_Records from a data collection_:
☆ ☆ ☆ ☆ ☆
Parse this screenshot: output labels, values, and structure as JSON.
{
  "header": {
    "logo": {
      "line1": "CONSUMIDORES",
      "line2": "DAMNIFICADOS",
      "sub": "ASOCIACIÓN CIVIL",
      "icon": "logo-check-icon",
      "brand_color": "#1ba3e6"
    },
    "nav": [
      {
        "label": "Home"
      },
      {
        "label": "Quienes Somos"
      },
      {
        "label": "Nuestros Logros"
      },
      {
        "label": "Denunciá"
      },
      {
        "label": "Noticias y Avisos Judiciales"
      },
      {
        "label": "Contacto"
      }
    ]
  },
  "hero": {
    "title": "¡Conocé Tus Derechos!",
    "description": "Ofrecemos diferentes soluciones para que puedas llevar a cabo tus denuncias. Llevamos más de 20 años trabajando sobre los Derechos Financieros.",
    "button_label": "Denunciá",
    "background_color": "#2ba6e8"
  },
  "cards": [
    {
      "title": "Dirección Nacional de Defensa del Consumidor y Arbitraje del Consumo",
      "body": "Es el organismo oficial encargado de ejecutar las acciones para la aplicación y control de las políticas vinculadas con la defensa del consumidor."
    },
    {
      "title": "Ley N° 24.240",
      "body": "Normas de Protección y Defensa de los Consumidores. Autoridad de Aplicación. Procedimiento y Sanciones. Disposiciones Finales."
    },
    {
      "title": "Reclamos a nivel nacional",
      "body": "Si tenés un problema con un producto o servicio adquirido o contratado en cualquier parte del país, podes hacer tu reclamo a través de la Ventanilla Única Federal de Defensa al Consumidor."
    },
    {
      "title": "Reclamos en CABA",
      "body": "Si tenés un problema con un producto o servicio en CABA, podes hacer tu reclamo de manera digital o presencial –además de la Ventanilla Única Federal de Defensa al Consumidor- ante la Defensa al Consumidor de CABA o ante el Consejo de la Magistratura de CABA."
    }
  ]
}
☆ ☆ ☆ ☆ ☆
_OBJECTIVE_:
Search the listing for the string "Federal". Copy each line where it turns up.

_FINAL ANSWER_:
      "body": "Si tenés un problema con un producto o servicio adquirido o contratado en cualquier parte del país, podes hacer tu reclamo a través de la Ventanilla Única Federal de Defensa al Consumidor."
      "body": "Si tenés un problema con un producto o servicio en CABA, podes hacer tu reclamo de manera digital o presencial –además de la Ventanilla Única Federal de Defensa al Consumidor- ante la Defensa al Consumidor de CABA o ante el Consejo de la Magistratura de CABA."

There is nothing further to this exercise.